### Data entries
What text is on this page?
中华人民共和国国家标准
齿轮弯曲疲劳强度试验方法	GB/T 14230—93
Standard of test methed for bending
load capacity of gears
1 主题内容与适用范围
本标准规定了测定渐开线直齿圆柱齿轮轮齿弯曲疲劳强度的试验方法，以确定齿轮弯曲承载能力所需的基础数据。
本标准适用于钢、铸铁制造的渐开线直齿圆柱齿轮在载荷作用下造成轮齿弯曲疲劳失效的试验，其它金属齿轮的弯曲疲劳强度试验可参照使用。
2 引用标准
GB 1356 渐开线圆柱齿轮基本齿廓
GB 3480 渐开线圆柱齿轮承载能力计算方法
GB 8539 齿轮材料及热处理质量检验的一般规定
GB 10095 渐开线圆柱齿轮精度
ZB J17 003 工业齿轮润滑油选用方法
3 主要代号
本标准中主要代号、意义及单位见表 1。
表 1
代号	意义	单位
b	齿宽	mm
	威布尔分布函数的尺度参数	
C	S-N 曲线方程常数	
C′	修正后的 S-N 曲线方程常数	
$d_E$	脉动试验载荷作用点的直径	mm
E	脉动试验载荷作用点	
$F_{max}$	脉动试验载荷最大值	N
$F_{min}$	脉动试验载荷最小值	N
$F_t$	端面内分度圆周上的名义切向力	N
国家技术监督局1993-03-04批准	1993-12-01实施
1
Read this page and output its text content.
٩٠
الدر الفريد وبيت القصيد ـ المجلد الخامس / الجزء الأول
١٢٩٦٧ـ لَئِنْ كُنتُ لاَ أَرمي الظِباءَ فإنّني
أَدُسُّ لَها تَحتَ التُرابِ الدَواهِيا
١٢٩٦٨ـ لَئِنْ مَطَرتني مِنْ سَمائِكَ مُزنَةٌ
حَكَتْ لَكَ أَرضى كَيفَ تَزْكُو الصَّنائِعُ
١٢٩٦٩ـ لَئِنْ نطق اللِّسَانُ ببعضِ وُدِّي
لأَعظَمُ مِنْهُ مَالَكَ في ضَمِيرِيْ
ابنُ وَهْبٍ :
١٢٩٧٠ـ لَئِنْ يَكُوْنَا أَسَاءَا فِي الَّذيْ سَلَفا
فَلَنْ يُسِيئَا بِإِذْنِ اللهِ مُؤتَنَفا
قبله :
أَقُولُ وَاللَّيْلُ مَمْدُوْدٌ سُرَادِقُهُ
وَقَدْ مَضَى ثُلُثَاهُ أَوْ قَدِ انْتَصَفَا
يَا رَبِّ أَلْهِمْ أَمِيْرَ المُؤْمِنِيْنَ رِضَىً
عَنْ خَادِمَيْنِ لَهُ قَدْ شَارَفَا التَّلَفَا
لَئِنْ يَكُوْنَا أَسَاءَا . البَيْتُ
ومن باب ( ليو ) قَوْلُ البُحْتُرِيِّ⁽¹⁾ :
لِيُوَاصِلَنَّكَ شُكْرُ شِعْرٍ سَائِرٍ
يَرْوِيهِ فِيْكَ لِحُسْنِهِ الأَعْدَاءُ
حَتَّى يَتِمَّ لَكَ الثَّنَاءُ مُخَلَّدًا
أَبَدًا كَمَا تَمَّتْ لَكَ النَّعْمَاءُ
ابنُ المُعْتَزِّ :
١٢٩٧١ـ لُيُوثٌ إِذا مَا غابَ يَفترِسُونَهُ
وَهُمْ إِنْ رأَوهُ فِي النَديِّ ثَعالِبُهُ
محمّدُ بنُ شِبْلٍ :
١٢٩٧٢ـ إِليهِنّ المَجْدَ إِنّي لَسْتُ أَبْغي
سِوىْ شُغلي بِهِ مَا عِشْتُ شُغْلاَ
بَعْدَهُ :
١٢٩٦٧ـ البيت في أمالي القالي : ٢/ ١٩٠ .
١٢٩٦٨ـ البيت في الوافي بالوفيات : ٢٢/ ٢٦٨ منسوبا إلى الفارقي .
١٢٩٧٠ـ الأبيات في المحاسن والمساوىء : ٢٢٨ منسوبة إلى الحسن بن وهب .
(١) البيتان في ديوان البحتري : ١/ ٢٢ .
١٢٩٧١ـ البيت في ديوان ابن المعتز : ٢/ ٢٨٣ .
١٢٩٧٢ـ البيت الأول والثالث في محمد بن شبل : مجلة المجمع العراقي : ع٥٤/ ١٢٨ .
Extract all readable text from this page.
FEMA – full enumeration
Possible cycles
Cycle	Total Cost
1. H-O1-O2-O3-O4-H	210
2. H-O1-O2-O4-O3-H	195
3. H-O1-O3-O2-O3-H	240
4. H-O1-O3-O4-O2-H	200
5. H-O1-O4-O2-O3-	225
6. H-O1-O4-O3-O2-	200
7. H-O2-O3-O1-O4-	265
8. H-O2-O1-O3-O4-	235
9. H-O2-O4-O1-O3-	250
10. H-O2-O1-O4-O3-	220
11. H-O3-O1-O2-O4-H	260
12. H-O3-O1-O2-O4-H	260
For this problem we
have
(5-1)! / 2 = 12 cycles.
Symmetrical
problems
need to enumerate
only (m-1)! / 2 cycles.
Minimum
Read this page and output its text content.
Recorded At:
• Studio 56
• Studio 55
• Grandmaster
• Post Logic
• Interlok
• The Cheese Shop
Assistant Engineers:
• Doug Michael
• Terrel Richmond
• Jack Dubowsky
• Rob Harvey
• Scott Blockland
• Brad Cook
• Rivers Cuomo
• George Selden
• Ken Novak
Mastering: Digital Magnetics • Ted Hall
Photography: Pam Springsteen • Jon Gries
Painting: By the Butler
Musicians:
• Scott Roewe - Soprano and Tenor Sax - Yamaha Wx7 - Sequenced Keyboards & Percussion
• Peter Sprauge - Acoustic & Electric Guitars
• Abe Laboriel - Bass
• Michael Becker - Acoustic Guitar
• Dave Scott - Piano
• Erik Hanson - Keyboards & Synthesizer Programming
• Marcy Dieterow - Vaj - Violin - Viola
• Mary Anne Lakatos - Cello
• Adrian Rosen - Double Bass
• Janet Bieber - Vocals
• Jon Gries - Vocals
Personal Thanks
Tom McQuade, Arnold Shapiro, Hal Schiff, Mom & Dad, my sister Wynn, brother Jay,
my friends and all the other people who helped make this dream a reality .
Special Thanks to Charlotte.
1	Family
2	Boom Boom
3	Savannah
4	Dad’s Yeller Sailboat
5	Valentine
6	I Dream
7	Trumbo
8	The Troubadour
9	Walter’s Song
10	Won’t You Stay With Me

### INSTRUCTIONS FOR THE TASK
Filter the listing above for the string "cycles" and copy every matching line.

### EXPECTED ANSWER
Possible cycles
(5-1)! / 2 = 12 cycles.
only (m-1)! / 2 cycles.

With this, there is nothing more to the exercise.